--- TASK REQUIREMENTS ---
Keep every line where the word "warstwami" appears; drop the rest.

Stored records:
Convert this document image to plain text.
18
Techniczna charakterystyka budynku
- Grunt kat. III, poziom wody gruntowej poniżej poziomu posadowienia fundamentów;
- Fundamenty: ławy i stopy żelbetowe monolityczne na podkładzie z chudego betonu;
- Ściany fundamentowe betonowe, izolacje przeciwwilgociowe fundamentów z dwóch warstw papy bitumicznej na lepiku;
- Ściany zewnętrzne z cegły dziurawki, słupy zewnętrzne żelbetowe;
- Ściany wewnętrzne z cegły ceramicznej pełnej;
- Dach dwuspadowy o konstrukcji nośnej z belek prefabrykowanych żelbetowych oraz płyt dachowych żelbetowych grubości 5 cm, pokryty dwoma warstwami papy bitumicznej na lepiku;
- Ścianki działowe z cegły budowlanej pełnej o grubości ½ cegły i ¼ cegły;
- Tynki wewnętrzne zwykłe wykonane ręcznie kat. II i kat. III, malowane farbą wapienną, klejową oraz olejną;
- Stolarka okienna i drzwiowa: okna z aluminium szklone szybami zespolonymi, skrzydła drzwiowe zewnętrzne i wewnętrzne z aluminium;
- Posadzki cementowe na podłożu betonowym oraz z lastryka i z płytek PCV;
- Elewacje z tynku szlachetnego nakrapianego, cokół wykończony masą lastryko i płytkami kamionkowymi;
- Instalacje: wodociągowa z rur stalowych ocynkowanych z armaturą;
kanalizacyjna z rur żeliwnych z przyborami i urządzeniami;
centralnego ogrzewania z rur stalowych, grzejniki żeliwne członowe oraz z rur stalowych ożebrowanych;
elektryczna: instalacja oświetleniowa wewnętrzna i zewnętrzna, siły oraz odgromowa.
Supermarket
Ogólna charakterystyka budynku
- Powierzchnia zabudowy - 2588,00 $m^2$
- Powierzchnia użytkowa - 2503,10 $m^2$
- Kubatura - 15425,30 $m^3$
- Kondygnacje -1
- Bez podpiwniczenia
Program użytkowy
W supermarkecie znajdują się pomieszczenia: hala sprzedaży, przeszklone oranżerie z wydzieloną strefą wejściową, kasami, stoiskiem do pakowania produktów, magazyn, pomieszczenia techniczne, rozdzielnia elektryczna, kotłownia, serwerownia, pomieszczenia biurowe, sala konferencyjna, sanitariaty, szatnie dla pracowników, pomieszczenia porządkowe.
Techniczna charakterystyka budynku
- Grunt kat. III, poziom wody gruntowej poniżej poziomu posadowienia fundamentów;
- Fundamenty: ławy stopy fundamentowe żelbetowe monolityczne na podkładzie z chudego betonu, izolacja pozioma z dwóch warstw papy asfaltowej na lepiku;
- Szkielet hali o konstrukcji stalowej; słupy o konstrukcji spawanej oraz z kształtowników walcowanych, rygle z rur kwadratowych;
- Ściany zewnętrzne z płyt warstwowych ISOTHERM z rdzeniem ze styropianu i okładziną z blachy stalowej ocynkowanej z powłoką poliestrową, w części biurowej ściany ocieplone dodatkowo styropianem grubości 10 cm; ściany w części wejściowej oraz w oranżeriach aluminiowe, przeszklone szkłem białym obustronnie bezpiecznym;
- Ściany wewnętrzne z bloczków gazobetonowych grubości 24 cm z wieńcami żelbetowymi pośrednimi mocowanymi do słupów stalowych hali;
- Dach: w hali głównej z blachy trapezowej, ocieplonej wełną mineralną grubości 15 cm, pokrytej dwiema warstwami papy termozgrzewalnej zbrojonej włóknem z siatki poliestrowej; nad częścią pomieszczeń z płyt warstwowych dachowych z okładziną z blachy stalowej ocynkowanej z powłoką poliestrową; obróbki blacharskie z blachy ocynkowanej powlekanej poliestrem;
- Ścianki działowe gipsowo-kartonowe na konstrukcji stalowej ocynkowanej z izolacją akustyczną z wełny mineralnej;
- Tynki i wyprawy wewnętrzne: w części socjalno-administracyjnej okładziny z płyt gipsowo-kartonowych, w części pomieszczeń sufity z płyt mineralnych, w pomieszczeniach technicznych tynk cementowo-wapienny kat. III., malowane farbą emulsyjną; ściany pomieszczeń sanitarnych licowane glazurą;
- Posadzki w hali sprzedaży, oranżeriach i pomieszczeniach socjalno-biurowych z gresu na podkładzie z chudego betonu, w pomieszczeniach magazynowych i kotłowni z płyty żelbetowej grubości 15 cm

--- RESULT OF THE TASK ---
- Dach dwuspadowy o konstrukcji nośnej z belek prefabrykowanych żelbetowych oraz płyt dachowych żelbetowych grubości 5 cm, pokryty dwoma warstwami papy bitumicznej na lepiku;
- Dach: w hali głównej z blachy trapezowej, ocieplonej wełną mineralną grubości 15 cm, pokrytej dwiema warstwami papy termozgrzewalnej zbrojonej włóknem z siatki poliestrowej; nad częścią pomieszczeń z płyt warstwowych dachowych z okładziną z blachy stalowej ocynkowanej z powłoką poliestrową; obróbki blacharskie z blachy ocynkowanej powlekanej poliestrem;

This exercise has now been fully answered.